## Aim
Report each line of the data that has "показателей" somewhere in it.

╔══

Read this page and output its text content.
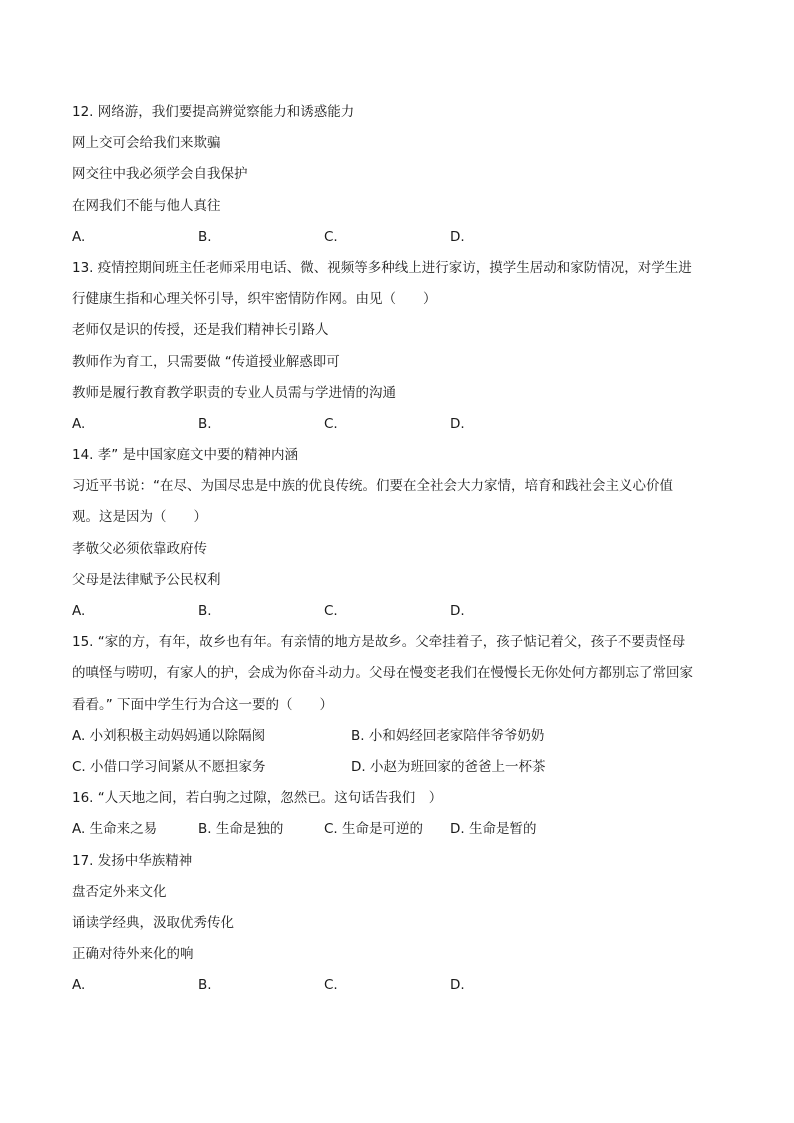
12. 网络游，我们要提高辨觉察能力和诱惑能力
网上交可会给我们来欺骗
网交往中我必须学会自我保护
在网我们不能与他人真往
A.	B.	C.	D.
13. 疫情控期间班主任老师采用电话、微、视频等多种线上进行家访，摸学生居动和家防情况，对学生进
行健康生指和心理关怀引导，织牢密情防作网。由见（　　）
老师仅是识的传授，还是我们精神长引路人
教师作为育工，只需要做 “传道授业解惑即可
教师是履行教育教学职责的专业人员需与学进情的沟通
A.	B.	C.	D.
14. 孝” 是中国家庭文中要的精神内涵
习近平书说：“在尽、为国尽忠是中族的优良传统。们要在全社会大力家情，培育和践社会主义心价值
观。这是因为（　　）
孝敬父必须依靠政府传
父母是法律赋予公民权利
A.	B.	C.	D.
15. “家的方，有年，故乡也有年。有亲情的地方是故乡。父牵挂着子，孩子惦记着父，孩子不要责怪母
的嗔怪与唠叨，有家人的护，会成为你奋斗动力。父母在慢变老我们在慢慢长无你处何方都别忘了常回家
看看。” 下面中学生行为合这一要的（　　）
A. 小刘积极主动妈妈通以除隔阂	B. 小和妈经回老家陪伴爷爷奶奶
C. 小借口学习间紧从不愿担家务	D. 小赵为班回家的爸爸上一杯茶
16. “人天地之间，若白驹之过隙，忽然已。这句话告我们　）
A. 生命来之易	B. 生命是独的	C. 生命是可逆的	D. 生命是暂的
17. 发扬中华族精神
盘否定外来文化
诵读学经典，汲取优秀传化
正确对待外来化的响
A.	B.	C.	D.
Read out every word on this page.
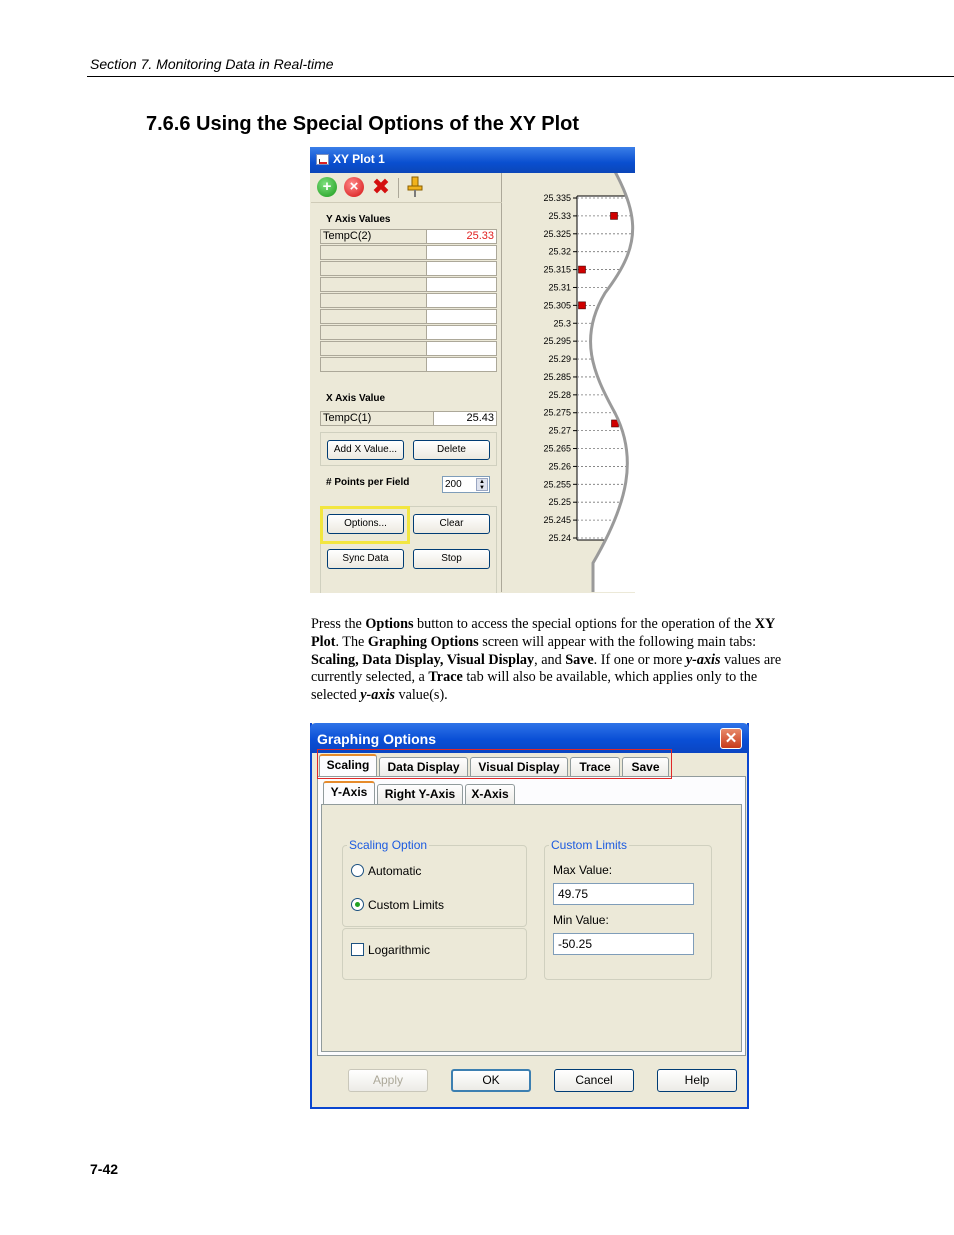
Section 7. Monitoring Data in Real-time
7.6.6 Using the Special Options of the XY Plot
XY Plot 1
+	× ✖
Y Axis Values
TempC(2)	25.33
X Axis Value
TempC(1)	25.43
Add X Value...	Delete
# Points per Field	200	▲
▼
Options...	Clear
Sync Data	Stop
25.335
25.33
25.325
25.32
25.315
25.31
25.305
25.3
25.295
25.29
25.285
25.28
25.275
25.27
25.265
25.26
25.255
25.25
25.245
25.24
Press the Options button to access the special options for the operation of the XY Plot. The Graphing Options screen will appear with the following main tabs: Scaling, Data Display, Visual Display, and Save. If one or more y-axis values are currently selected, a Trace tab will also be available, which applies only to the selected y-axis value(s).
Graphing Options	✕
Scaling	Data Display	Visual Display	Trace	Save
Y-Axis	Right Y-Axis	X-Axis
Scaling Option
Automatic
Custom Limits
Logarithmic
Custom Limits
Max Value:
49.75
Min Value:
-50.25
Apply	OK	Cancel	Help
7-42
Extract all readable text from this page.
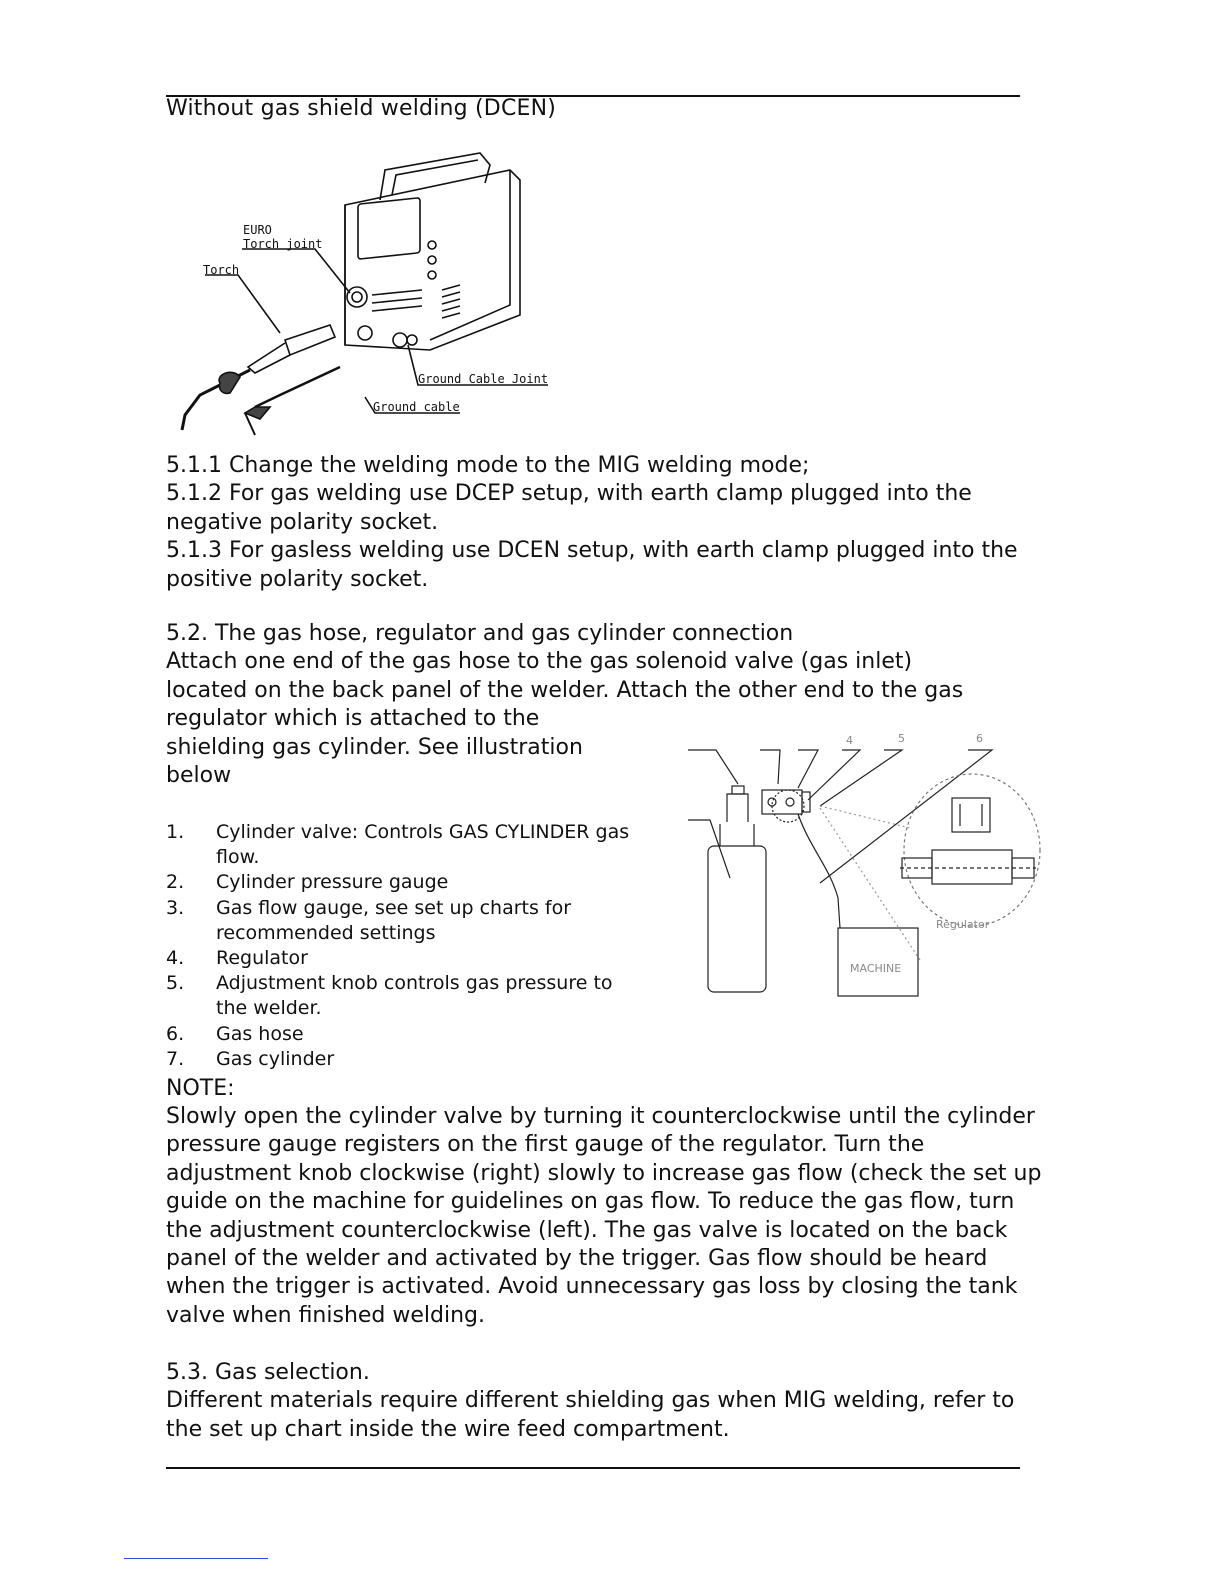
Without gas shield welding (DCEN)
EURO
Torch joint
Torch
Ground Cable Joint
Ground cable

5.1.1 Change the welding mode to the MIG welding mode;

5.1.2 For gas welding use DCEP setup, with earth clamp plugged into the negative polarity socket.

5.1.3 For gasless welding use DCEN setup, with earth clamp plugged into the positive polarity socket.

5.2. The gas hose, regulator and gas cylinder connection

Attach one end of the gas hose to the gas solenoid valve (gas inlet)

located on the back panel of the welder. Attach the other end to the gas

regulator which is attached to the

shielding gas cylinder. See illustration

below

1.	Cylinder valve: Controls GAS CYLINDER gas flow.
2.	Cylinder pressure gauge
3.	Gas flow gauge, see set up charts for recommended settings
4.	Regulator
5.	Adjustment knob controls gas pressure to the welder.
6.	Gas hose
7.	Gas cylinder
4	5	6
Regulator
MACHINE
NOTE:
Slowly open the cylinder valve by turning it counterclockwise until the cylinder pressure gauge registers on the first gauge of the regulator. Turn the adjustment knob clockwise (right) slowly to increase gas flow (check the set up guide on the machine for guidelines on gas flow. To reduce the gas flow, turn the adjustment counterclockwise (left). The gas valve is located on the back panel of the welder and activated by the trigger. Gas flow should be heard when the trigger is activated. Avoid unnecessary gas loss by closing the tank valve when finished welding.

5.3. Gas selection.

Different materials require different shielding gas when MIG welding, refer to the set up chart inside the wire feed compartment.
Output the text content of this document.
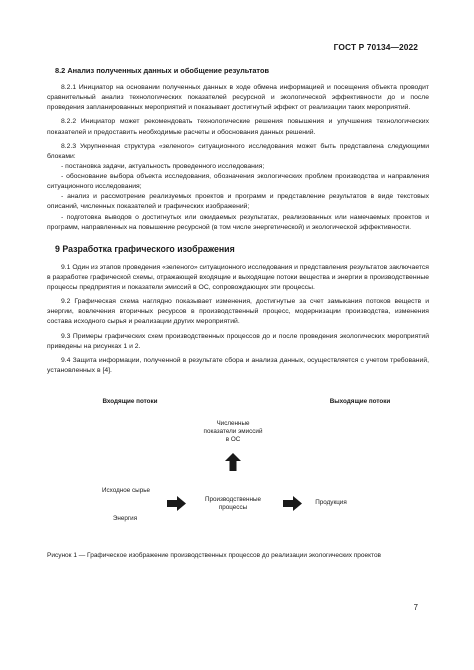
ГОСТ Р 70134—2022
8.2 Анализ полученных данных и обобщение результатов

8.2.1 Инициатор на основании полученных данных в ходе обмена информацией и посещения объекта проводит сравнительный анализ технологических показателей ресурсной и экологической эффективности до и после проведения запланированных мероприятий и показывает достигнутый эффект от реализации таких мероприятий.

8.2.2 Инициатор может рекомендовать технологические решения повышения и улучшения технологических показателей и предоставить необходимые расчеты и обоснования данных решений.

8.2.3 Укрупненная структура «зеленого» ситуационного исследования может быть представлена следующими блоками:

- постановка задачи, актуальность проведенного исследования;

- обоснование выбора объекта исследования, обозначения экологических проблем производства и направления ситуационного исследования;

- анализ и рассмотрение реализуемых проектов и программ и представление результатов в виде текстовых описаний, численных показателей и графических изображений;

- подготовка выводов о достигнутых или ожидаемых результатах, реализованных или намечаемых проектов и программ, направленных на повышение ресурсной (в том числе энергетической) и экологической эффективности.

9 Разработка графического изображения

9.1 Один из этапов проведения «зеленого» ситуационного исследования и представления результатов заключается в разработке графической схемы, отражающей входящие и выходящие потоки вещества и энергии в производственные процессы предприятия и показатели эмиссий в ОС, сопровождающих эти процессы.

9.2 Графическая схема наглядно показывает изменения, достигнутые за счет замыкания потоков веществ и энергии, вовлечения вторичных ресурсов в производственный процесс, модернизации производства, изменения состава исходного сырья и реализации других мероприятий.

9.3 Примеры графических схем производственных процессов до и после проведения экологических мероприятий приведены на рисунках 1 и 2.

9.4 Защита информации, полученной в результате сбора и анализа данных, осуществляется с учетом требований, установленных в [4].

Входящие потоки	Выходящие потоки
Численные
показатели эмиссий
в ОС
Исходное сырье
Энергия
Производственные
процессы
Продукция
Рисунок 1 — Графическое изображение производственных процессов до реализации экологических проектов
7
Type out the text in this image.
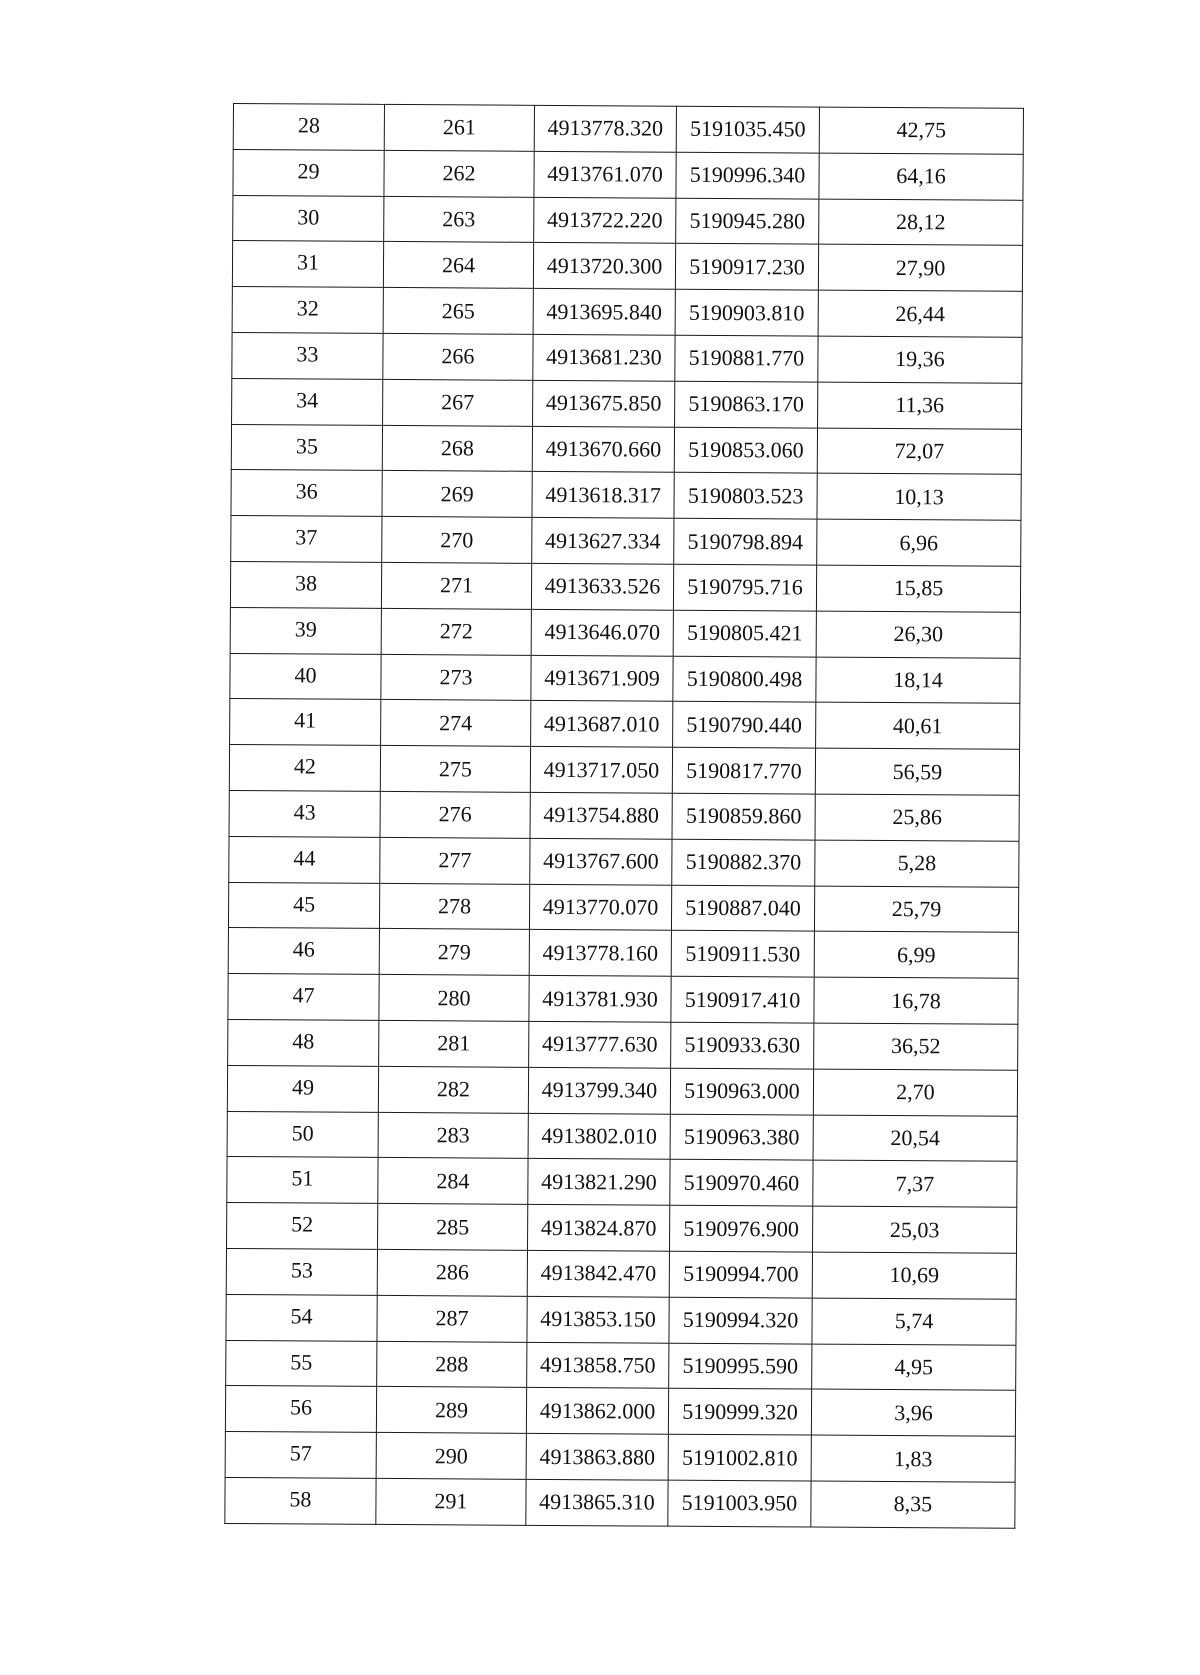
28	261	4913778.320	5191035.450	42,75
29	262	4913761.070	5190996.340	64,16
30	263	4913722.220	5190945.280	28,12
31	264	4913720.300	5190917.230	27,90
32	265	4913695.840	5190903.810	26,44
33	266	4913681.230	5190881.770	19,36
34	267	4913675.850	5190863.170	11,36
35	268	4913670.660	5190853.060	72,07
36	269	4913618.317	5190803.523	10,13
37	270	4913627.334	5190798.894	6,96
38	271	4913633.526	5190795.716	15,85
39	272	4913646.070	5190805.421	26,30
40	273	4913671.909	5190800.498	18,14
41	274	4913687.010	5190790.440	40,61
42	275	4913717.050	5190817.770	56,59
43	276	4913754.880	5190859.860	25,86
44	277	4913767.600	5190882.370	5,28
45	278	4913770.070	5190887.040	25,79
46	279	4913778.160	5190911.530	6,99
47	280	4913781.930	5190917.410	16,78
48	281	4913777.630	5190933.630	36,52
49	282	4913799.340	5190963.000	2,70
50	283	4913802.010	5190963.380	20,54
51	284	4913821.290	5190970.460	7,37
52	285	4913824.870	5190976.900	25,03
53	286	4913842.470	5190994.700	10,69
54	287	4913853.150	5190994.320	5,74
55	288	4913858.750	5190995.590	4,95
56	289	4913862.000	5190999.320	3,96
57	290	4913863.880	5191002.810	1,83
58	291	4913865.310	5191003.950	8,35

╚══

## Full output
8.2.1 Инициатор на основании полученных данных в ходе обмена информацией и посещения объекта проводит сравнительный анализ технологических показателей ресурсной и экологической эффективности до и после проведения запланированных мероприятий и показывает достигнутый эффект от реализации таких мероприятий.
8.2.2 Инициатор может рекомендовать технологические решения повышения и улучшения технологических показателей и предоставить необходимые расчеты и обоснования данных решений.
- анализ и рассмотрение реализуемых проектов и программ и представление результатов в виде текстовых описаний, численных показателей и графических изображений;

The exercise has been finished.